Theoretical description of time-resolved photoemission in charge-density-wave materials out to long times
Marko D. Petrovic, Manuel Weber, James K. Freericks

TL;DR
This paper develops a semiclassical Monte Carlo method to model long-time nonequilibrium dynamics in charge-density-wave materials after pump excitation, capturing lattice-electron interactions and amplitude mode ringing observed experimentally.
Contribution
It introduces a computationally efficient semiclassical approach to simulate long-time charge-density-wave dynamics, including lattice relaxation and amplitude mode ringing, which was previously unexplained microscopically.
Findings
Successfully models long-time lattice relaxation in CDW materials.
Reproduces experimentally observed amplitude mode ringing.
Identifies regimes of pump-induced CDW order inversion.

§ **Data provided**:
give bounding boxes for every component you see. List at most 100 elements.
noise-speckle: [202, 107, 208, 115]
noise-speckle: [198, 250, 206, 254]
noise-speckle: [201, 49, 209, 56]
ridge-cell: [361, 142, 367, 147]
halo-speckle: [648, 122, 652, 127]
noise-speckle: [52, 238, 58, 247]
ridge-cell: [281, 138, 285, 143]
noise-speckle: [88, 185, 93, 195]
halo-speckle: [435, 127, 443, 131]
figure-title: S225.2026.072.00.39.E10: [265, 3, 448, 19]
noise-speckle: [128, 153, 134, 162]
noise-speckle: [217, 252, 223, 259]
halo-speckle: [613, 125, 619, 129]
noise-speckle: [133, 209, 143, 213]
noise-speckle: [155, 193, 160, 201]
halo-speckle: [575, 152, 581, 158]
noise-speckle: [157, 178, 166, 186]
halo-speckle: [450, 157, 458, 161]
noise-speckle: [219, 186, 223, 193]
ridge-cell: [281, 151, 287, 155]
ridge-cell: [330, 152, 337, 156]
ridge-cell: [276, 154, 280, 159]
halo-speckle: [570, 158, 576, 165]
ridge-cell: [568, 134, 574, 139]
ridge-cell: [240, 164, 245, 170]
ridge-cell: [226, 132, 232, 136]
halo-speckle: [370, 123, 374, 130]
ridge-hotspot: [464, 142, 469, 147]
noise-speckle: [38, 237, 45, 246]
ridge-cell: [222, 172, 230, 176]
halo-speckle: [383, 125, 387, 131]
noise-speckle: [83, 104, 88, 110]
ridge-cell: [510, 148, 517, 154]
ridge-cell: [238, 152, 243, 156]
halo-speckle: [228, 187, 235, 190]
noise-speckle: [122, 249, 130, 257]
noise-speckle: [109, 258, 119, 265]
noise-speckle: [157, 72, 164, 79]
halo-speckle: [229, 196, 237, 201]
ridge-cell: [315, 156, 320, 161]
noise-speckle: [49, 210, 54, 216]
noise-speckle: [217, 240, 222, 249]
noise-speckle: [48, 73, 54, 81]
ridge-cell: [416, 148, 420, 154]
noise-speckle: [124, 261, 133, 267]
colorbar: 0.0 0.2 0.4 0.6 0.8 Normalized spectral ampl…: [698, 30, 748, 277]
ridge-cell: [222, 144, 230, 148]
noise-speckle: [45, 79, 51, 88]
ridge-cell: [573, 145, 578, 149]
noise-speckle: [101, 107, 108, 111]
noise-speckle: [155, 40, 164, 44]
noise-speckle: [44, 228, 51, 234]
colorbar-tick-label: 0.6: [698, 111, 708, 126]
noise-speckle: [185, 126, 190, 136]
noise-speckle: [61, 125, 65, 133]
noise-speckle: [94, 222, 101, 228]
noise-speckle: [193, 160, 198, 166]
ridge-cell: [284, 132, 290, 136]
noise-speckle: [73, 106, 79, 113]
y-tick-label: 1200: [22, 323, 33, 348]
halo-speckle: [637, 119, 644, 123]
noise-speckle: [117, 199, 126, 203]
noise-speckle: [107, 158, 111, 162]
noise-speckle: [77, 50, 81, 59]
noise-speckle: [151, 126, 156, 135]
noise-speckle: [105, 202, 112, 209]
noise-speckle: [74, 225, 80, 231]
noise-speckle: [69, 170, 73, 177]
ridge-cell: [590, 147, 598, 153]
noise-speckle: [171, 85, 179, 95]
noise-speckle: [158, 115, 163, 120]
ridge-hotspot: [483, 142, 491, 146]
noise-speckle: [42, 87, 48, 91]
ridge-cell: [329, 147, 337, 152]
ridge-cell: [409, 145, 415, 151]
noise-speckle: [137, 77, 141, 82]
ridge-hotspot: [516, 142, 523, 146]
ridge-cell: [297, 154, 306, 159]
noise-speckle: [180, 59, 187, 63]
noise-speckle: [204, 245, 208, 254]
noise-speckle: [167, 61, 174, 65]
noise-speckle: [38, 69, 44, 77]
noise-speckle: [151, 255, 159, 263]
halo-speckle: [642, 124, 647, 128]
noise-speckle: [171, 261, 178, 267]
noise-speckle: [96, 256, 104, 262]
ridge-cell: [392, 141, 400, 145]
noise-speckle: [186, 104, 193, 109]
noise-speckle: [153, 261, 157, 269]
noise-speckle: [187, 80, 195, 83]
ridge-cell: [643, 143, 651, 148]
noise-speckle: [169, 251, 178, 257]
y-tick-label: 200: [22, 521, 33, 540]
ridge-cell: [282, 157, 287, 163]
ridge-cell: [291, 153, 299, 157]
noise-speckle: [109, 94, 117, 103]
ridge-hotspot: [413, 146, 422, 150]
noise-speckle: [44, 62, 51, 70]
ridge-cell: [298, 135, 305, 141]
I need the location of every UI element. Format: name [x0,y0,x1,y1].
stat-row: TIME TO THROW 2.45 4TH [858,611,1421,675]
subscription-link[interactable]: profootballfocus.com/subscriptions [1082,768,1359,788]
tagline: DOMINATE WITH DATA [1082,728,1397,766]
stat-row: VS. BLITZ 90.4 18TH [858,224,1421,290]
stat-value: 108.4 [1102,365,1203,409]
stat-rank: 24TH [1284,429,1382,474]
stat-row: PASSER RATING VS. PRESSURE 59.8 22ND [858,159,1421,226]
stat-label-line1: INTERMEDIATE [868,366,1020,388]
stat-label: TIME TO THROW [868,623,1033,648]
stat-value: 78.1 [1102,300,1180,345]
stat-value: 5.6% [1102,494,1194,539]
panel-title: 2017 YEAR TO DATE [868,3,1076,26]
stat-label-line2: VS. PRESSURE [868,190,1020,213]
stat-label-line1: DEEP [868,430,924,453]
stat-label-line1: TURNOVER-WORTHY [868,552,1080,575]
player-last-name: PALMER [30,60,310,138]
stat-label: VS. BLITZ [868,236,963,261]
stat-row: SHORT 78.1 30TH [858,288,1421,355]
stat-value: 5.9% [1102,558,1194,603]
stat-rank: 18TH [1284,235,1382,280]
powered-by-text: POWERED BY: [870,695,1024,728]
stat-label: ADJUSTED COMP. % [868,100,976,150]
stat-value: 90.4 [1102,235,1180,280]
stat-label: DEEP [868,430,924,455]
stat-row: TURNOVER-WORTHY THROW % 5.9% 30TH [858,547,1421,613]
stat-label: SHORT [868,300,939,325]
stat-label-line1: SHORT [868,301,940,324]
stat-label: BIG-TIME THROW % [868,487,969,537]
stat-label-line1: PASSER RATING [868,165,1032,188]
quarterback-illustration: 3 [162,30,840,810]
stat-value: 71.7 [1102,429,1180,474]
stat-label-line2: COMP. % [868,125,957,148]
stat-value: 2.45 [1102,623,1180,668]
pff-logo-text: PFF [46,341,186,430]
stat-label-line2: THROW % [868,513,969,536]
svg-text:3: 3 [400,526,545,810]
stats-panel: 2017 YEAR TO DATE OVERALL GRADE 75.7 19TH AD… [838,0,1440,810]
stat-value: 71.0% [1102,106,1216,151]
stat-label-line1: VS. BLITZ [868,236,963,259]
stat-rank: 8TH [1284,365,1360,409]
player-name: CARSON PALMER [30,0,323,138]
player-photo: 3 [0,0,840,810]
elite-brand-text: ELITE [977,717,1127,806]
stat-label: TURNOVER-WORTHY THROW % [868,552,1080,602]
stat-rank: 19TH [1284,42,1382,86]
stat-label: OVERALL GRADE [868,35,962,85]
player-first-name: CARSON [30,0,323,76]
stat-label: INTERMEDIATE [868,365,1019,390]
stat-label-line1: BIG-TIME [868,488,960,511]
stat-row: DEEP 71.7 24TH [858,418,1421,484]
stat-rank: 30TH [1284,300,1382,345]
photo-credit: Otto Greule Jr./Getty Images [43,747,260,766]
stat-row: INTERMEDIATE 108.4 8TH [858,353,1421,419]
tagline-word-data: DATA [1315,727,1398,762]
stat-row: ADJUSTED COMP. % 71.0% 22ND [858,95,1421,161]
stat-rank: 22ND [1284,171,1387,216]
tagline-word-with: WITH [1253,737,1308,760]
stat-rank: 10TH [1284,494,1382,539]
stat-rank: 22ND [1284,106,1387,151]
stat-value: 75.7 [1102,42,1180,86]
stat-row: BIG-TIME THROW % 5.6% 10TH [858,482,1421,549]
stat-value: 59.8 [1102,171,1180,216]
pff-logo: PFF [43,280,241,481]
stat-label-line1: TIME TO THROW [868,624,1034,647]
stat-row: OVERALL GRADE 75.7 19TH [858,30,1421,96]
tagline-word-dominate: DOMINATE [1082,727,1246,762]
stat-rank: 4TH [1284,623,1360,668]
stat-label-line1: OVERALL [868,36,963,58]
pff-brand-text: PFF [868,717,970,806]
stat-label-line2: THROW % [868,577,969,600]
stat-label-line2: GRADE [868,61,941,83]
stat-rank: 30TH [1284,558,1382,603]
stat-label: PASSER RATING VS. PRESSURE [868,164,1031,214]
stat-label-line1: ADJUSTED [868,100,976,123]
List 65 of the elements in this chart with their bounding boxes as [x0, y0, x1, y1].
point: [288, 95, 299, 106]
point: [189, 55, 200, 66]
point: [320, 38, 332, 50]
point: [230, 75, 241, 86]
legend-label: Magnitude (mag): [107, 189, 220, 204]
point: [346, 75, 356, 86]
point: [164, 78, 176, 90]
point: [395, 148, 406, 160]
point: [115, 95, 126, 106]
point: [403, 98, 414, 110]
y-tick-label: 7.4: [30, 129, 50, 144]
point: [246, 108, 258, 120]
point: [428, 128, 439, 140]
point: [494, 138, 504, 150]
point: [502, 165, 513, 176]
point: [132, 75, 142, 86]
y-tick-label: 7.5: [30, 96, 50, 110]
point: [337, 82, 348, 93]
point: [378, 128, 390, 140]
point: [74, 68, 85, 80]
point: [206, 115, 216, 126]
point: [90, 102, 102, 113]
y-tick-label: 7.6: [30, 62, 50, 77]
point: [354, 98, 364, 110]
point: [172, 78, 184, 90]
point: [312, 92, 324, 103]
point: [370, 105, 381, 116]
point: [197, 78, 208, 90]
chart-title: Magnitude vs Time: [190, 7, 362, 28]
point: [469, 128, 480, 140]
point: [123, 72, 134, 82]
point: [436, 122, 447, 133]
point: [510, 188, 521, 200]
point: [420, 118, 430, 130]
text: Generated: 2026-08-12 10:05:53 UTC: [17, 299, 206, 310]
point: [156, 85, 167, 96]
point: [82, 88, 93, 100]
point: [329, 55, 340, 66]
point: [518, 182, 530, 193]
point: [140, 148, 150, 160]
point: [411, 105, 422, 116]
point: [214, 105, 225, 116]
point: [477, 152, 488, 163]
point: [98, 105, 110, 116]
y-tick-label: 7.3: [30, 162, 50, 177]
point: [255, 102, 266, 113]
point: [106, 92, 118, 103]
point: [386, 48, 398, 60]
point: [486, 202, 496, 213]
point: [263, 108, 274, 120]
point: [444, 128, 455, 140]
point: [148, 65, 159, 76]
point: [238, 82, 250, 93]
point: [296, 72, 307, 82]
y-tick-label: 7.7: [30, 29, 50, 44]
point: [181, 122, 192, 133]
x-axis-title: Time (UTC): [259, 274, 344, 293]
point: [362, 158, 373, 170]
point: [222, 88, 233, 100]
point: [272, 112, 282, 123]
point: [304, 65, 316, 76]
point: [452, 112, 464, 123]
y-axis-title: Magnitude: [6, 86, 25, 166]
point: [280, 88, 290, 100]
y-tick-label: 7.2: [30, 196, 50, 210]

§ **To do**:
A – Name every author listed in the paper summary.
B – Answer these questions from the paper summary:
(i) What kind of method does the paper develop?
(ii) What experimentally observed effect does the work reproduce?
(iii) What regimes does the work identify?
C – Turn the paragraph of the paper summary beginning "This paper develops a semiclassical Monte Carlo method" into a short bulleted list that keeps its main facts.
The records were taken from a different source than the paper summary.

§ **Answer set**:
A – Marko D. Petrovic, Manuel Weber, James K. Freericks

B –
(i) A semiclassical Monte Carlo method
(ii) Amplitude mode ringing
(iii) Regimes of pump-induced CDW order inversion

C –
- Develops a semiclassical Monte Carlo method
- Models long-time nonequilibrium dynamics in charge-density-wave materials after pump excitation
- Captures lattice-electron interactions
- Captures the amplitude mode ringing seen in experiments